*Given instruction*: Return all of the data exactly as written, without the pictures.

(Dataset items)
::::::
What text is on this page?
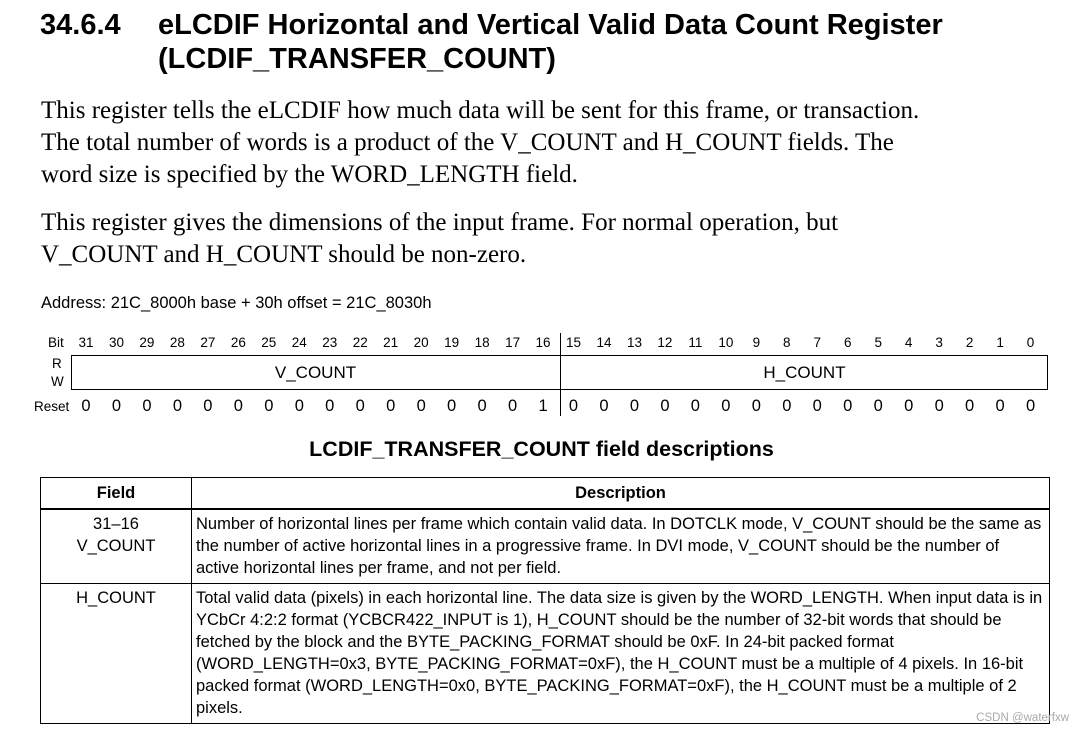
34.6.4 eLCDIF Horizontal and Vertical Valid Data Count Register (LCDIF_TRANSFER_COUNT)

This register tells the eLCDIF how much data will be sent for this frame, or transaction.
The total number of words is a product of the V_COUNT and H_COUNT fields. The
word size is specified by the WORD_LENGTH field.

This register gives the dimensions of the input frame. For normal operation, but
V_COUNT and H_COUNT should be non-zero.

Address: 21C_8000h base + 30h offset = 21C_8030h
Bit	31	30	29	28	27	26	25	24	23	22	21	20	19	18	17	16	15	14	13	12	11	10	9	8	7	6	5	4	3	2	1	0
R
W	V_COUNT	H_COUNT
Reset 0	0	0	0	0	0	0	0	0	0	0	0	0	0	0	1	0	0	0	0	0	0	0	0	0	0	0	0	0	0	0	0
LCDIF_TRANSFER_COUNT field descriptions
Field	Description

31–16
V_COUNT	Number of horizontal lines per frame which contain valid data. In DOTCLK mode, V_COUNT should be the same as the number of active horizontal lines in a progressive frame. In DVI mode, V_COUNT should be the number of active horizontal lines per frame, and not per field.

H_COUNT	Total valid data (pixels) in each horizontal line. The data size is given by the WORD_LENGTH. When input data is in YCbCr 4:2:2 format (YCBCR422_INPUT is 1), H_COUNT should be the number of 32-bit words that should be fetched by the block and the BYTE_PACKING_FORMAT should be 0xF. In 24-bit packed format (WORD_LENGTH=0x3, BYTE_PACKING_FORMAT=0xF), the H_COUNT must be a multiple of 4 pixels. In 16-bit packed format (WORD_LENGTH=0x0, BYTE_PACKING_FORMAT=0xF), the H_COUNT must be a multiple of 2 pixels.
CSDN @waterfxw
::::::
*Result*:
What text is on this page?
34.6.4 eLCDIF Horizontal and Vertical Valid Data Count Register (LCDIF_TRANSFER_COUNT)

This register tells the eLCDIF how much data will be sent for this frame, or transaction.
The total number of words is a product of the V_COUNT and H_COUNT fields. The
word size is specified by the WORD_LENGTH field.

This register gives the dimensions of the input frame. For normal operation, but
V_COUNT and H_COUNT should be non-zero.

Address: 21C_8000h base + 30h offset = 21C_8030h
Bit	31	30	29	28	27	26	25	24	23	22	21	20	19	18	17	16	15	14	13	12	11	10	9	8	7	6	5	4	3	2	1	0
R
W	V_COUNT	H_COUNT
Reset 0	0	0	0	0	0	0	0	0	0	0	0	0	0	0	1	0	0	0	0	0	0	0	0	0	0	0	0	0	0	0	0
LCDIF_TRANSFER_COUNT field descriptions
Field	Description

31–16
V_COUNT	Number of horizontal lines per frame which contain valid data. In DOTCLK mode, V_COUNT should be the same as the number of active horizontal lines in a progressive frame. In DVI mode, V_COUNT should be the number of active horizontal lines per frame, and not per field.

H_COUNT	Total valid data (pixels) in each horizontal line. The data size is given by the WORD_LENGTH. When input data is in YCbCr 4:2:2 format (YCBCR422_INPUT is 1), H_COUNT should be the number of 32-bit words that should be fetched by the block and the BYTE_PACKING_FORMAT should be 0xF. In 24-bit packed format (WORD_LENGTH=0x3, BYTE_PACKING_FORMAT=0xF), the H_COUNT must be a multiple of 4 pixels. In 16-bit packed format (WORD_LENGTH=0x0, BYTE_PACKING_FORMAT=0xF), the H_COUNT must be a multiple of 2 pixels.
CSDN @waterfxw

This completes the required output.